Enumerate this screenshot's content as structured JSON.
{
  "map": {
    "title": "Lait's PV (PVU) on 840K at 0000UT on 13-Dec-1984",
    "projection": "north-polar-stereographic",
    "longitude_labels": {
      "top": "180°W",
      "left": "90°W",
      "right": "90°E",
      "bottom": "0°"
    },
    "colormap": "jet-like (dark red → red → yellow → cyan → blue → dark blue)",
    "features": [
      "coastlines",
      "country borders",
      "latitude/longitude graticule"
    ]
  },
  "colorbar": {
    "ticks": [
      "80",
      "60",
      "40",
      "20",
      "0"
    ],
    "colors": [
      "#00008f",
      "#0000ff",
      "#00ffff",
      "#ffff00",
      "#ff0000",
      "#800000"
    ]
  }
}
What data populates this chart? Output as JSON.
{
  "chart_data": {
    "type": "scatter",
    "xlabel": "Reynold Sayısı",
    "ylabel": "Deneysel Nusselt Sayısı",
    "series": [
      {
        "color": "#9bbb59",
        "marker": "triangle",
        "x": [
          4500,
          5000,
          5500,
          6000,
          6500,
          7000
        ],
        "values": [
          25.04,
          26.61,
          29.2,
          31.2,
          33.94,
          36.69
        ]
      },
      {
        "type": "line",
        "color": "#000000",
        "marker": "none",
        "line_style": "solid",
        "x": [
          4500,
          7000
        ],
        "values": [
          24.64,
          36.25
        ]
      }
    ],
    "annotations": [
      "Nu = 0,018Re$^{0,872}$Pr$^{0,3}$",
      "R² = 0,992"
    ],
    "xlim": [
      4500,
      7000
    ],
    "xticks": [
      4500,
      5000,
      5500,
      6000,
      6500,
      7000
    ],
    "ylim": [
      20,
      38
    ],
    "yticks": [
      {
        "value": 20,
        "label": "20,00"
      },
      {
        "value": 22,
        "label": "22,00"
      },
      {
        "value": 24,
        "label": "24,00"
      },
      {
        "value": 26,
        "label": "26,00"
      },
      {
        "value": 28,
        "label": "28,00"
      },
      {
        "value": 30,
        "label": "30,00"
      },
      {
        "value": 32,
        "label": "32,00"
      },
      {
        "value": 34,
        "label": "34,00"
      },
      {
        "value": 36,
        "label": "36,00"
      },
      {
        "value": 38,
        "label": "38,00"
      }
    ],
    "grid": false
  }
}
= = = = =
**Job**
Set out the complete listing exactly as shown.

**Result of this task**
Enumerate this screenshot's content as structured JSON.
{
  "map": {
    "title": "Lait's PV (PVU) on 840K at 0000UT on 13-Dec-1984",
    "projection": "north-polar-stereographic",
    "longitude_labels": {
      "top": "180°W",
      "left": "90°W",
      "right": "90°E",
      "bottom": "0°"
    },
    "colormap": "jet-like (dark red → red → yellow → cyan → blue → dark blue)",
    "features": [
      "coastlines",
      "country borders",
      "latitude/longitude graticule"
    ]
  },
  "colorbar": {
    "ticks": [
      "80",
      "60",
      "40",
      "20",
      "0"
    ],
    "colors": [
      "#00008f",
      "#0000ff",
      "#00ffff",
      "#ffff00",
      "#ff0000",
      "#800000"
    ]
  }
}
What data populates this chart? Output as JSON.
{
  "chart_data": {
    "type": "scatter",
    "xlabel": "Reynold Sayısı",
    "ylabel": "Deneysel Nusselt Sayısı",
    "series": [
      {
        "color": "#9bbb59",
        "marker": "triangle",
        "x": [
          4500,
          5000,
          5500,
          6000,
          6500,
          7000
        ],
        "values": [
          25.04,
          26.61,
          29.2,
          31.2,
          33.94,
          36.69
        ]
      },
      {
        "type": "line",
        "color": "#000000",
        "marker": "none",
        "line_style": "solid",
        "x": [
          4500,
          7000
        ],
        "values": [
          24.64,
          36.25
        ]
      }
    ],
    "annotations": [
      "Nu = 0,018Re$^{0,872}$Pr$^{0,3}$",
      "R² = 0,992"
    ],
    "xlim": [
      4500,
      7000
    ],
    "xticks": [
      4500,
      5000,
      5500,
      6000,
      6500,
      7000
    ],
    "ylim": [
      20,
      38
    ],
    "yticks": [
      {
        "value": 20,
        "label": "20,00"
      },
      {
        "value": 22,
        "label": "22,00"
      },
      {
        "value": 24,
        "label": "24,00"
      },
      {
        "value": 26,
        "label": "26,00"
      },
      {
        "value": 28,
        "label": "28,00"
      },
      {
        "value": 30,
        "label": "30,00"
      },
      {
        "value": 32,
        "label": "32,00"
      },
      {
        "value": 34,
        "label": "34,00"
      },
      {
        "value": 36,
        "label": "36,00"
      },
      {
        "value": 38,
        "label": "38,00"
      }
    ],
    "grid": false
  }
}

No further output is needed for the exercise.